# WHAT YOU WILL DO:
In the entries that follow, count each line containing "subtitle" and state the total, nothing more.

# Items from a dataset:

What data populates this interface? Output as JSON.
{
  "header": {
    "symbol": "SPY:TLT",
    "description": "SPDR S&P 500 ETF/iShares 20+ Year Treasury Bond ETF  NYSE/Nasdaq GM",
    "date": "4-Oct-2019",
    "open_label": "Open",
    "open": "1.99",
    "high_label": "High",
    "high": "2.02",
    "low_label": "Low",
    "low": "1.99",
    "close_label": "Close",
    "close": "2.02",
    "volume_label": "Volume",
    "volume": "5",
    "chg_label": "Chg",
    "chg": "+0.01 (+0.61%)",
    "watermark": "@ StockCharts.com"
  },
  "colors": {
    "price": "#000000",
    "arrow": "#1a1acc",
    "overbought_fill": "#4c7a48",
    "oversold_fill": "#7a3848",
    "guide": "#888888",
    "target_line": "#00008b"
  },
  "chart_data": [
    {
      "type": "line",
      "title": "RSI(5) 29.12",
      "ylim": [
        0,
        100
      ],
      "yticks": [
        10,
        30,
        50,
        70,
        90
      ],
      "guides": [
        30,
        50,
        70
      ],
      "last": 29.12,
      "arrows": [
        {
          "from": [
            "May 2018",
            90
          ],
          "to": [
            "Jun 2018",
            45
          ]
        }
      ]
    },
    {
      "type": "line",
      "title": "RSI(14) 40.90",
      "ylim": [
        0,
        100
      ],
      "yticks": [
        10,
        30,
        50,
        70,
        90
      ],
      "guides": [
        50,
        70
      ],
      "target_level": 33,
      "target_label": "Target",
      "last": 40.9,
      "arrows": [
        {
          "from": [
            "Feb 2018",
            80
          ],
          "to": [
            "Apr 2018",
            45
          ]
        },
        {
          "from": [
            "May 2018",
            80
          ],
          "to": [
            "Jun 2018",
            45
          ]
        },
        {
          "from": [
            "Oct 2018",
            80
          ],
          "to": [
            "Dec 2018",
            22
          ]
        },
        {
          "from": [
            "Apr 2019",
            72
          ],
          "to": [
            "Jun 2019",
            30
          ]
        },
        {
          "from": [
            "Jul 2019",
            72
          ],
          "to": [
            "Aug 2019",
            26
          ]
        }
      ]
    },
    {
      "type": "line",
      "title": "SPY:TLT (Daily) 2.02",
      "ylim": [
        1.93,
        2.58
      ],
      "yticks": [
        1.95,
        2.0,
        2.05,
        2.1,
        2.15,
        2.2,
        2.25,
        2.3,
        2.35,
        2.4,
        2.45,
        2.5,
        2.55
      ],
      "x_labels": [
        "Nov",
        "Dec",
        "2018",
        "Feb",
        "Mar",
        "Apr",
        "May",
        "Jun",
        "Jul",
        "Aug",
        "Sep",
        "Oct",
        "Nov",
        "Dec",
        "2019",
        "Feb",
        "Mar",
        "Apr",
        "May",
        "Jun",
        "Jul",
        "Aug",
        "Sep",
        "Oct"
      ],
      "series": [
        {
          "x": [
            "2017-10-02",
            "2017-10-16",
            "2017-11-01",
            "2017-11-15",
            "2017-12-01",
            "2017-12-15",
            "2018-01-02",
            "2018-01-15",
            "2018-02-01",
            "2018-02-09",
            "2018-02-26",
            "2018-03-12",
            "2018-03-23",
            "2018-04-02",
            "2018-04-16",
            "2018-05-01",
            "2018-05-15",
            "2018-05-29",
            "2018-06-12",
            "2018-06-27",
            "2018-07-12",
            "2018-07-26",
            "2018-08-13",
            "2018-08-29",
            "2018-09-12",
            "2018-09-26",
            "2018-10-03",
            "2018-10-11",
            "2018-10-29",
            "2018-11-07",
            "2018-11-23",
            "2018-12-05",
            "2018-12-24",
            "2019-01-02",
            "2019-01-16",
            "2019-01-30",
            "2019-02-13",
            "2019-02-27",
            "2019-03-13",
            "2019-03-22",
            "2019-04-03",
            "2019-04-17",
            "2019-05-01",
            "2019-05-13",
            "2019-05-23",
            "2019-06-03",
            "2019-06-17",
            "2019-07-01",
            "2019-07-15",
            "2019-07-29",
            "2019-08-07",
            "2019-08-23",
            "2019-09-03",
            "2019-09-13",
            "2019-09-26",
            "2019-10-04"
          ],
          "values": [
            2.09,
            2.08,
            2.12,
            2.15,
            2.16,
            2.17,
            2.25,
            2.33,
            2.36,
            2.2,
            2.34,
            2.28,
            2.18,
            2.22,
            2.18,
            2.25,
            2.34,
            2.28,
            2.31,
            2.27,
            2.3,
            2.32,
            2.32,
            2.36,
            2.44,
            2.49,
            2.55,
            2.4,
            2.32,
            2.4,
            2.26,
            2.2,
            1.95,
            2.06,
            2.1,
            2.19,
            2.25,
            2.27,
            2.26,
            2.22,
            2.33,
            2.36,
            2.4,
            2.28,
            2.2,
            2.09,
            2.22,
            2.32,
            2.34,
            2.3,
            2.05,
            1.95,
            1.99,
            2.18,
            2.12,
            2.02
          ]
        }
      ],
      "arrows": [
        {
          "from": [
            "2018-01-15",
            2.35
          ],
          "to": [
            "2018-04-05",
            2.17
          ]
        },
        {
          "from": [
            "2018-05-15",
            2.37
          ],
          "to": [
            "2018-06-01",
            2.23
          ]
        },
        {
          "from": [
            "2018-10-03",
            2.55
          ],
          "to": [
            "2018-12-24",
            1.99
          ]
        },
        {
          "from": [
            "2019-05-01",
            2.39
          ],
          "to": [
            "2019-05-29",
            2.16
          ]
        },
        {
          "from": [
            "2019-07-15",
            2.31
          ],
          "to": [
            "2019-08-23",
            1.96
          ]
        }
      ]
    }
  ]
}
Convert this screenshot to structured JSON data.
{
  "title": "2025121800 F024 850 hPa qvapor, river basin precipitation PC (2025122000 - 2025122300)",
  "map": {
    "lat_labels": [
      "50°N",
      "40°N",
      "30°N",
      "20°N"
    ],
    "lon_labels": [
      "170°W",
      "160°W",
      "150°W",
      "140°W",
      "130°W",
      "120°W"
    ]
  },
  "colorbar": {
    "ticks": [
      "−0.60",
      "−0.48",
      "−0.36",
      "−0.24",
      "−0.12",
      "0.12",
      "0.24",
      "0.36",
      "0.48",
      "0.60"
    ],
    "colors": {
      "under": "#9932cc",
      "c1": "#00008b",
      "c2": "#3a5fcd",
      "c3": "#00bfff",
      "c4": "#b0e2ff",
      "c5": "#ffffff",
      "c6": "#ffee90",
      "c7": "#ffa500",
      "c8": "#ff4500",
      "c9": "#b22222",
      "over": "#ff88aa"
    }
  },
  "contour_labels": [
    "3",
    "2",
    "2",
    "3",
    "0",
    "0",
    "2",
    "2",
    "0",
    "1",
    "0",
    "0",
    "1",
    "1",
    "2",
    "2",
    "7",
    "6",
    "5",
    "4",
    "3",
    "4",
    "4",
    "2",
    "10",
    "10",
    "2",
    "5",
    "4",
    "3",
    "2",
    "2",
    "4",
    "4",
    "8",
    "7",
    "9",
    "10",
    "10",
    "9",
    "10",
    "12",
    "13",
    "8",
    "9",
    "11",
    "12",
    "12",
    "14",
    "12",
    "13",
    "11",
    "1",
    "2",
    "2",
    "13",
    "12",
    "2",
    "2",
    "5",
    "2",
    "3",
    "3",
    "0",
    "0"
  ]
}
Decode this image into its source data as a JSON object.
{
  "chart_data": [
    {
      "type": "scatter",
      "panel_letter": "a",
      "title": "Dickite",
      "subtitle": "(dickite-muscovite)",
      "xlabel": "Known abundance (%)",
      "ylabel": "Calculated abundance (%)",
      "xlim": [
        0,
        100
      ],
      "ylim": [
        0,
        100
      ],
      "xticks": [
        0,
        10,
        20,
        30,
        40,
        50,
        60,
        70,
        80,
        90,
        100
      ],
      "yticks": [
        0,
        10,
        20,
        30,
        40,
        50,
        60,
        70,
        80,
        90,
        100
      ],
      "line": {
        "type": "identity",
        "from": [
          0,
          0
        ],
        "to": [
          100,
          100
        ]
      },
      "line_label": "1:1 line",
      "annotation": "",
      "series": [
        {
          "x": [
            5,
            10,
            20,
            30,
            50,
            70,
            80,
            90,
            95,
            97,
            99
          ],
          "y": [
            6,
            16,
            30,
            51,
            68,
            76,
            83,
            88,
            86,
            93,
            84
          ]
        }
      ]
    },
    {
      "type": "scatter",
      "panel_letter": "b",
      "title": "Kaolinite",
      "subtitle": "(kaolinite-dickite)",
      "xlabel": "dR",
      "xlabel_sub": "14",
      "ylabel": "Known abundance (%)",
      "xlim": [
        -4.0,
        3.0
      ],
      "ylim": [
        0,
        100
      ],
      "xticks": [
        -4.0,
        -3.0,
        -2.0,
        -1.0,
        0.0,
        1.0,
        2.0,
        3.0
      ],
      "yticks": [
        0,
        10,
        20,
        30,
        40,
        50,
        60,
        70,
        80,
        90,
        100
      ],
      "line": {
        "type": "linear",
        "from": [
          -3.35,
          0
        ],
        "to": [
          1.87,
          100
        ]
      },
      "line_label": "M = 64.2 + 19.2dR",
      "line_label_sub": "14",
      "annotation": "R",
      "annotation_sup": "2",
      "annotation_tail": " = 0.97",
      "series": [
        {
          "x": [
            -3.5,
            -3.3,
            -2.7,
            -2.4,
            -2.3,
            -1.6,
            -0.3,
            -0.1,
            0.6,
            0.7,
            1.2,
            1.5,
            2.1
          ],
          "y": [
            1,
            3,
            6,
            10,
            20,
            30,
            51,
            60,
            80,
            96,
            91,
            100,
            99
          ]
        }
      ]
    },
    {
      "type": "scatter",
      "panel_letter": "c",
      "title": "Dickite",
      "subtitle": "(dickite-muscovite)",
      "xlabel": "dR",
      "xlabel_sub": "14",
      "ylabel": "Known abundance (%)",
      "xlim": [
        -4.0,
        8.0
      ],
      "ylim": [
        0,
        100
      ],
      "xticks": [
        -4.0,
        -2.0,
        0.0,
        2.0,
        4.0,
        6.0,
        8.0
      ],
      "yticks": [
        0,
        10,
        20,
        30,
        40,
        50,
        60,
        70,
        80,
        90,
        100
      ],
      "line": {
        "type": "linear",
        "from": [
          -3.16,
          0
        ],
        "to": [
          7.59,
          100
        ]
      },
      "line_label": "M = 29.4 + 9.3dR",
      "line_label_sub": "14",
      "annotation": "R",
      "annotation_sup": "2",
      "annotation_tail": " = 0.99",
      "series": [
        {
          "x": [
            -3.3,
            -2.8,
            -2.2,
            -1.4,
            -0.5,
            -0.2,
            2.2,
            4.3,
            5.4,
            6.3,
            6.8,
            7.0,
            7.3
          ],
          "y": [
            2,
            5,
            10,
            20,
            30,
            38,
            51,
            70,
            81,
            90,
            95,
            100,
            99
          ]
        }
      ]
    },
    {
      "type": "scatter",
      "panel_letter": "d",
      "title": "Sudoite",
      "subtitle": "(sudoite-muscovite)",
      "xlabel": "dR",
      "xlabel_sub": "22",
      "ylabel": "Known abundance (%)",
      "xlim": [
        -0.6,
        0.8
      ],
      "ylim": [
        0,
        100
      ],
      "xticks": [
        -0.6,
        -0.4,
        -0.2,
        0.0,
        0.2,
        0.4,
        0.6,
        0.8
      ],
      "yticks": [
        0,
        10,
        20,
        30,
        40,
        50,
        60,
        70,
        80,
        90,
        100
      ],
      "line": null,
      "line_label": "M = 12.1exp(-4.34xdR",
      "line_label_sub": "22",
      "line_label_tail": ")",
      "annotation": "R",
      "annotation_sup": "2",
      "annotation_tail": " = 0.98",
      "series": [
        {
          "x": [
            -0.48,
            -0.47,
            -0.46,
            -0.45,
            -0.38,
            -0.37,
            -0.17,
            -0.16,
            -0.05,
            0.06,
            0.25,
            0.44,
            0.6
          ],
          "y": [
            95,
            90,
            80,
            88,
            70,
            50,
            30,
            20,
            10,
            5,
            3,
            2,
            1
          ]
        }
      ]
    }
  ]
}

# OUTPUT FOR THIS TASK:
4